What is expected
Copy out all the records exactly.

Raw data
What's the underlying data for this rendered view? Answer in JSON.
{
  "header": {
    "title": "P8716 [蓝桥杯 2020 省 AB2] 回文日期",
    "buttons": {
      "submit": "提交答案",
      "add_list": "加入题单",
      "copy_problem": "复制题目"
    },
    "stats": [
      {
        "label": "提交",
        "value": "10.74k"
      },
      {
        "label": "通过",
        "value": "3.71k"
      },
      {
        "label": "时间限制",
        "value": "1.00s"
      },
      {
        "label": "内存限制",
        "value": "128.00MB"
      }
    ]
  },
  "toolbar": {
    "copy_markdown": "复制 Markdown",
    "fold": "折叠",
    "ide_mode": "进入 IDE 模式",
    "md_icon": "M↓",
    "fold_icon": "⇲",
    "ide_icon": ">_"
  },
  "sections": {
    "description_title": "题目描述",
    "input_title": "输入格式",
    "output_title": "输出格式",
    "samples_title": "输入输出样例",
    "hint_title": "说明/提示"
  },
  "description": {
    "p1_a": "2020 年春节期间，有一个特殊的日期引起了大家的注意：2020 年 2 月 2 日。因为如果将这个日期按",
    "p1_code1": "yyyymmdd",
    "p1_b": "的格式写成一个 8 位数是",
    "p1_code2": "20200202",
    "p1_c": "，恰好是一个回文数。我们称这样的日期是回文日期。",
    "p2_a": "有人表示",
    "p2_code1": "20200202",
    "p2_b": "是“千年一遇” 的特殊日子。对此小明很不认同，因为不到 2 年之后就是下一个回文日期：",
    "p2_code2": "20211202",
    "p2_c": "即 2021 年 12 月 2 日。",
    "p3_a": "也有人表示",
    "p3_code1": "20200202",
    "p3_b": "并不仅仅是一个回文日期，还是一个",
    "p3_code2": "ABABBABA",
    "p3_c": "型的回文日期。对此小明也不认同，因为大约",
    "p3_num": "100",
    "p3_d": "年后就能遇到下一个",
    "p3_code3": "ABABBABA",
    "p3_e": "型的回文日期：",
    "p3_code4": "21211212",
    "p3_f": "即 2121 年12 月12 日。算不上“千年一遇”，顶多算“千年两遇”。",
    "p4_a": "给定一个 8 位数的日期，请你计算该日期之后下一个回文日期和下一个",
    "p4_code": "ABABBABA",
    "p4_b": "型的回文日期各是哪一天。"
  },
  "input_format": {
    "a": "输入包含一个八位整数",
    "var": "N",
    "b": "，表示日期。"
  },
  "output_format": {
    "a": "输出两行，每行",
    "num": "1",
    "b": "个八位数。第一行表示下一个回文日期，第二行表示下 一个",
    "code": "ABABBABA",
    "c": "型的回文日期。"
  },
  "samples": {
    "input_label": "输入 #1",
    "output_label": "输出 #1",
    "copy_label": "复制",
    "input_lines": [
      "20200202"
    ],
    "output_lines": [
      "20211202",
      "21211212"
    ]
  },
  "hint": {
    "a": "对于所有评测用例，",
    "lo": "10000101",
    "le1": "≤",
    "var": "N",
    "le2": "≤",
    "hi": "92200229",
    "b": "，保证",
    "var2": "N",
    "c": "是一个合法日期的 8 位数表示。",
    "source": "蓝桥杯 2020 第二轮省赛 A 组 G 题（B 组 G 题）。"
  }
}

Output of the exercise
What's the underlying data for this rendered view? Answer in JSON.
{
  "header": {
    "title": "P8716 [蓝桥杯 2020 省 AB2] 回文日期",
    "buttons": {
      "submit": "提交答案",
      "add_list": "加入题单",
      "copy_problem": "复制题目"
    },
    "stats": [
      {
        "label": "提交",
        "value": "10.74k"
      },
      {
        "label": "通过",
        "value": "3.71k"
      },
      {
        "label": "时间限制",
        "value": "1.00s"
      },
      {
        "label": "内存限制",
        "value": "128.00MB"
      }
    ]
  },
  "toolbar": {
    "copy_markdown": "复制 Markdown",
    "fold": "折叠",
    "ide_mode": "进入 IDE 模式",
    "md_icon": "M↓",
    "fold_icon": "⇲",
    "ide_icon": ">_"
  },
  "sections": {
    "description_title": "题目描述",
    "input_title": "输入格式",
    "output_title": "输出格式",
    "samples_title": "输入输出样例",
    "hint_title": "说明/提示"
  },
  "description": {
    "p1_a": "2020 年春节期间，有一个特殊的日期引起了大家的注意：2020 年 2 月 2 日。因为如果将这个日期按",
    "p1_code1": "yyyymmdd",
    "p1_b": "的格式写成一个 8 位数是",
    "p1_code2": "20200202",
    "p1_c": "，恰好是一个回文数。我们称这样的日期是回文日期。",
    "p2_a": "有人表示",
    "p2_code1": "20200202",
    "p2_b": "是“千年一遇” 的特殊日子。对此小明很不认同，因为不到 2 年之后就是下一个回文日期：",
    "p2_code2": "20211202",
    "p2_c": "即 2021 年 12 月 2 日。",
    "p3_a": "也有人表示",
    "p3_code1": "20200202",
    "p3_b": "并不仅仅是一个回文日期，还是一个",
    "p3_code2": "ABABBABA",
    "p3_c": "型的回文日期。对此小明也不认同，因为大约",
    "p3_num": "100",
    "p3_d": "年后就能遇到下一个",
    "p3_code3": "ABABBABA",
    "p3_e": "型的回文日期：",
    "p3_code4": "21211212",
    "p3_f": "即 2121 年12 月12 日。算不上“千年一遇”，顶多算“千年两遇”。",
    "p4_a": "给定一个 8 位数的日期，请你计算该日期之后下一个回文日期和下一个",
    "p4_code": "ABABBABA",
    "p4_b": "型的回文日期各是哪一天。"
  },
  "input_format": {
    "a": "输入包含一个八位整数",
    "var": "N",
    "b": "，表示日期。"
  },
  "output_format": {
    "a": "输出两行，每行",
    "num": "1",
    "b": "个八位数。第一行表示下一个回文日期，第二行表示下 一个",
    "code": "ABABBABA",
    "c": "型的回文日期。"
  },
  "samples": {
    "input_label": "输入 #1",
    "output_label": "输出 #1",
    "copy_label": "复制",
    "input_lines": [
      "20200202"
    ],
    "output_lines": [
      "20211202",
      "21211212"
    ]
  },
  "hint": {
    "a": "对于所有评测用例，",
    "lo": "10000101",
    "le1": "≤",
    "var": "N",
    "le2": "≤",
    "hi": "92200229",
    "b": "，保证",
    "var2": "N",
    "c": "是一个合法日期的 8 位数表示。",
    "source": "蓝桥杯 2020 第二轮省赛 A 组 G 题（B 组 G 题）。"
  }
}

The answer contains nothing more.